*GOAL:*
Quote the listing below in its entirety.
((
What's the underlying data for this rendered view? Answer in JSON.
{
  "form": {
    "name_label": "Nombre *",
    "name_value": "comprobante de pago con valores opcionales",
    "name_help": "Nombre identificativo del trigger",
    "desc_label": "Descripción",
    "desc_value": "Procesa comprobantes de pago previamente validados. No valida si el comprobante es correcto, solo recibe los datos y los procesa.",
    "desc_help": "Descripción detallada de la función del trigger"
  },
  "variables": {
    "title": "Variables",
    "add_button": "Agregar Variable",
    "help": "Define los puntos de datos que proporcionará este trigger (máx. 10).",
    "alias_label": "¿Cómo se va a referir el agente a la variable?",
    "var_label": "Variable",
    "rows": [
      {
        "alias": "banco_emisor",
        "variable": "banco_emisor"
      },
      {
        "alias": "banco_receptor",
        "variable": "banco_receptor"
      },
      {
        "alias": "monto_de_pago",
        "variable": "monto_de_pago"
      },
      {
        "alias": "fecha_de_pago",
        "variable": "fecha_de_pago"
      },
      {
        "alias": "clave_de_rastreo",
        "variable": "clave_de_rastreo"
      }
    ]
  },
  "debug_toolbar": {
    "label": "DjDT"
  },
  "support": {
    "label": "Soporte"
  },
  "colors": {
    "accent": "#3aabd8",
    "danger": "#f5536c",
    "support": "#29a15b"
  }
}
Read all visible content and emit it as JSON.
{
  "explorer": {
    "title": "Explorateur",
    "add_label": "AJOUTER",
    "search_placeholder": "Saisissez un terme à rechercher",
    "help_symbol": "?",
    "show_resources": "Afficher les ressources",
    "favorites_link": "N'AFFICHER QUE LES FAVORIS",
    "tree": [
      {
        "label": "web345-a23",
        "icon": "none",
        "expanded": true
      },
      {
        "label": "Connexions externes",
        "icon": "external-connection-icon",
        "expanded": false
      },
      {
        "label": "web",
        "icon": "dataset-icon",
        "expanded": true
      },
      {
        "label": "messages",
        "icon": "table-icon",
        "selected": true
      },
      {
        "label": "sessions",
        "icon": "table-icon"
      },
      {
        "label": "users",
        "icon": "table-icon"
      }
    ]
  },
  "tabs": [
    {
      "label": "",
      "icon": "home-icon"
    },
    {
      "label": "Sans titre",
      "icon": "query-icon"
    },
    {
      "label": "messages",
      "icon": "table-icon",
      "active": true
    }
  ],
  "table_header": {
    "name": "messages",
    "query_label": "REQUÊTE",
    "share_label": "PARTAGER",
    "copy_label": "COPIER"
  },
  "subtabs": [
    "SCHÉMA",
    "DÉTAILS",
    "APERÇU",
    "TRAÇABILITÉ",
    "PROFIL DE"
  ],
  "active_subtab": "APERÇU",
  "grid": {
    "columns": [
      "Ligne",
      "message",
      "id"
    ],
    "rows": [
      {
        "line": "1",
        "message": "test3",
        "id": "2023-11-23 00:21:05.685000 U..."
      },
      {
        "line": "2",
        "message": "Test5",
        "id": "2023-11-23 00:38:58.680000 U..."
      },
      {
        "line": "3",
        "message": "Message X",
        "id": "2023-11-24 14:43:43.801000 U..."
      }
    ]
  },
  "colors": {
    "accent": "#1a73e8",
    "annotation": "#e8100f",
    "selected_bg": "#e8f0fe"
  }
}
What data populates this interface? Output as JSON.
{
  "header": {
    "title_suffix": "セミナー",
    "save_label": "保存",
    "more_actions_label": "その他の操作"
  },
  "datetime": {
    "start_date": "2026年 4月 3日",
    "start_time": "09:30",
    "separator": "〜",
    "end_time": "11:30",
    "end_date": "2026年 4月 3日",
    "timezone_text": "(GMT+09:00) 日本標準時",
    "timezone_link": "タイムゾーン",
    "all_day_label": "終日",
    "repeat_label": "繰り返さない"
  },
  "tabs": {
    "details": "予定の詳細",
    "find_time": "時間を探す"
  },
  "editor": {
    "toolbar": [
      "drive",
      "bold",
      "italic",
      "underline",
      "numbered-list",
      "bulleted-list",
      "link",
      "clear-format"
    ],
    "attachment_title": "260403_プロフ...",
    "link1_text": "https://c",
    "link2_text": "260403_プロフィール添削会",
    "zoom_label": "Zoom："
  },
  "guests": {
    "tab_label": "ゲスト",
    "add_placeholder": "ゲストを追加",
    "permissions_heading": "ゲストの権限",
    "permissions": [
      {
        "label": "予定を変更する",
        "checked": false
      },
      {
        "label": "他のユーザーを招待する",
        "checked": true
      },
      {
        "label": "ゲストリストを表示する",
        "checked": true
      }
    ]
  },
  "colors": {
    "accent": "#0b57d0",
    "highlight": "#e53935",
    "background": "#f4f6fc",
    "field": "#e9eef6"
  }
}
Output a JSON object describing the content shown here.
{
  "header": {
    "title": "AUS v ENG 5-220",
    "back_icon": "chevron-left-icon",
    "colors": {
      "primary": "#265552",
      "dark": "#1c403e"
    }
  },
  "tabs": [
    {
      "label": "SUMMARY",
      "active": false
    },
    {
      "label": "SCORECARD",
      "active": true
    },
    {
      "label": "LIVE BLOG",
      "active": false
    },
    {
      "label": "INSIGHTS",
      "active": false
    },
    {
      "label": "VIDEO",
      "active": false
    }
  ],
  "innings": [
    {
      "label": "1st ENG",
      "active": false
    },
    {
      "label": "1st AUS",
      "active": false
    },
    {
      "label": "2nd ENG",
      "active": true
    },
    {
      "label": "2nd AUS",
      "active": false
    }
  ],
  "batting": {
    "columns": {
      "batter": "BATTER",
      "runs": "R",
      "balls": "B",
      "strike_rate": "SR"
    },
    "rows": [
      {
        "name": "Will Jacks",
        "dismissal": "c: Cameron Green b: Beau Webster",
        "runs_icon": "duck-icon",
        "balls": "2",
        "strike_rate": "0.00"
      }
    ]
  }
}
))
*EXERCISE RESPONSE:*
What's the underlying data for this rendered view? Answer in JSON.
{
  "form": {
    "name_label": "Nombre *",
    "name_value": "comprobante de pago con valores opcionales",
    "name_help": "Nombre identificativo del trigger",
    "desc_label": "Descripción",
    "desc_value": "Procesa comprobantes de pago previamente validados. No valida si el comprobante es correcto, solo recibe los datos y los procesa.",
    "desc_help": "Descripción detallada de la función del trigger"
  },
  "variables": {
    "title": "Variables",
    "add_button": "Agregar Variable",
    "help": "Define los puntos de datos que proporcionará este trigger (máx. 10).",
    "alias_label": "¿Cómo se va a referir el agente a la variable?",
    "var_label": "Variable",
    "rows": [
      {
        "alias": "banco_emisor",
        "variable": "banco_emisor"
      },
      {
        "alias": "banco_receptor",
        "variable": "banco_receptor"
      },
      {
        "alias": "monto_de_pago",
        "variable": "monto_de_pago"
      },
      {
        "alias": "fecha_de_pago",
        "variable": "fecha_de_pago"
      },
      {
        "alias": "clave_de_rastreo",
        "variable": "clave_de_rastreo"
      }
    ]
  },
  "debug_toolbar": {
    "label": "DjDT"
  },
  "support": {
    "label": "Soporte"
  },
  "colors": {
    "accent": "#3aabd8",
    "danger": "#f5536c",
    "support": "#29a15b"
  }
}
Read all visible content and emit it as JSON.
{
  "explorer": {
    "title": "Explorateur",
    "add_label": "AJOUTER",
    "search_placeholder": "Saisissez un terme à rechercher",
    "help_symbol": "?",
    "show_resources": "Afficher les ressources",
    "favorites_link": "N'AFFICHER QUE LES FAVORIS",
    "tree": [
      {
        "label": "web345-a23",
        "icon": "none",
        "expanded": true
      },
      {
        "label": "Connexions externes",
        "icon": "external-connection-icon",
        "expanded": false
      },
      {
        "label": "web",
        "icon": "dataset-icon",
        "expanded": true
      },
      {
        "label": "messages",
        "icon": "table-icon",
        "selected": true
      },
      {
        "label": "sessions",
        "icon": "table-icon"
      },
      {
        "label": "users",
        "icon": "table-icon"
      }
    ]
  },
  "tabs": [
    {
      "label": "",
      "icon": "home-icon"
    },
    {
      "label": "Sans titre",
      "icon": "query-icon"
    },
    {
      "label": "messages",
      "icon": "table-icon",
      "active": true
    }
  ],
  "table_header": {
    "name": "messages",
    "query_label": "REQUÊTE",
    "share_label": "PARTAGER",
    "copy_label": "COPIER"
  },
  "subtabs": [
    "SCHÉMA",
    "DÉTAILS",
    "APERÇU",
    "TRAÇABILITÉ",
    "PROFIL DE"
  ],
  "active_subtab": "APERÇU",
  "grid": {
    "columns": [
      "Ligne",
      "message",
      "id"
    ],
    "rows": [
      {
        "line": "1",
        "message": "test3",
        "id": "2023-11-23 00:21:05.685000 U..."
      },
      {
        "line": "2",
        "message": "Test5",
        "id": "2023-11-23 00:38:58.680000 U..."
      },
      {
        "line": "3",
        "message": "Message X",
        "id": "2023-11-24 14:43:43.801000 U..."
      }
    ]
  },
  "colors": {
    "accent": "#1a73e8",
    "annotation": "#e8100f",
    "selected_bg": "#e8f0fe"
  }
}
What data populates this interface? Output as JSON.
{
  "header": {
    "title_suffix": "セミナー",
    "save_label": "保存",
    "more_actions_label": "その他の操作"
  },
  "datetime": {
    "start_date": "2026年 4月 3日",
    "start_time": "09:30",
    "separator": "〜",
    "end_time": "11:30",
    "end_date": "2026年 4月 3日",
    "timezone_text": "(GMT+09:00) 日本標準時",
    "timezone_link": "タイムゾーン",
    "all_day_label": "終日",
    "repeat_label": "繰り返さない"
  },
  "tabs": {
    "details": "予定の詳細",
    "find_time": "時間を探す"
  },
  "editor": {
    "toolbar": [
      "drive",
      "bold",
      "italic",
      "underline",
      "numbered-list",
      "bulleted-list",
      "link",
      "clear-format"
    ],
    "attachment_title": "260403_プロフ...",
    "link1_text": "https://c",
    "link2_text": "260403_プロフィール添削会",
    "zoom_label": "Zoom："
  },
  "guests": {
    "tab_label": "ゲスト",
    "add_placeholder": "ゲストを追加",
    "permissions_heading": "ゲストの権限",
    "permissions": [
      {
        "label": "予定を変更する",
        "checked": false
      },
      {
        "label": "他のユーザーを招待する",
        "checked": true
      },
      {
        "label": "ゲストリストを表示する",
        "checked": true
      }
    ]
  },
  "colors": {
    "accent": "#0b57d0",
    "highlight": "#e53935",
    "background": "#f4f6fc",
    "field": "#e9eef6"
  }
}
Output a JSON object describing the content shown here.
{
  "header": {
    "title": "AUS v ENG 5-220",
    "back_icon": "chevron-left-icon",
    "colors": {
      "primary": "#265552",
      "dark": "#1c403e"
    }
  },
  "tabs": [
    {
      "label": "SUMMARY",
      "active": false
    },
    {
      "label": "SCORECARD",
      "active": true
    },
    {
      "label": "LIVE BLOG",
      "active": false
    },
    {
      "label": "INSIGHTS",
      "active": false
    },
    {
      "label": "VIDEO",
      "active": false
    }
  ],
  "innings": [
    {
      "label": "1st ENG",
      "active": false
    },
    {
      "label": "1st AUS",
      "active": false
    },
    {
      "label": "2nd ENG",
      "active": true
    },
    {
      "label": "2nd AUS",
      "active": false
    }
  ],
  "batting": {
    "columns": {
      "batter": "BATTER",
      "runs": "R",
      "balls": "B",
      "strike_rate": "SR"
    },
    "rows": [
      {
        "name": "Will Jacks",
        "dismissal": "c: Cameron Green b: Beau Webster",
        "runs_icon": "duck-icon",
        "balls": "2",
        "strike_rate": "0.00"
      }
    ]
  }
}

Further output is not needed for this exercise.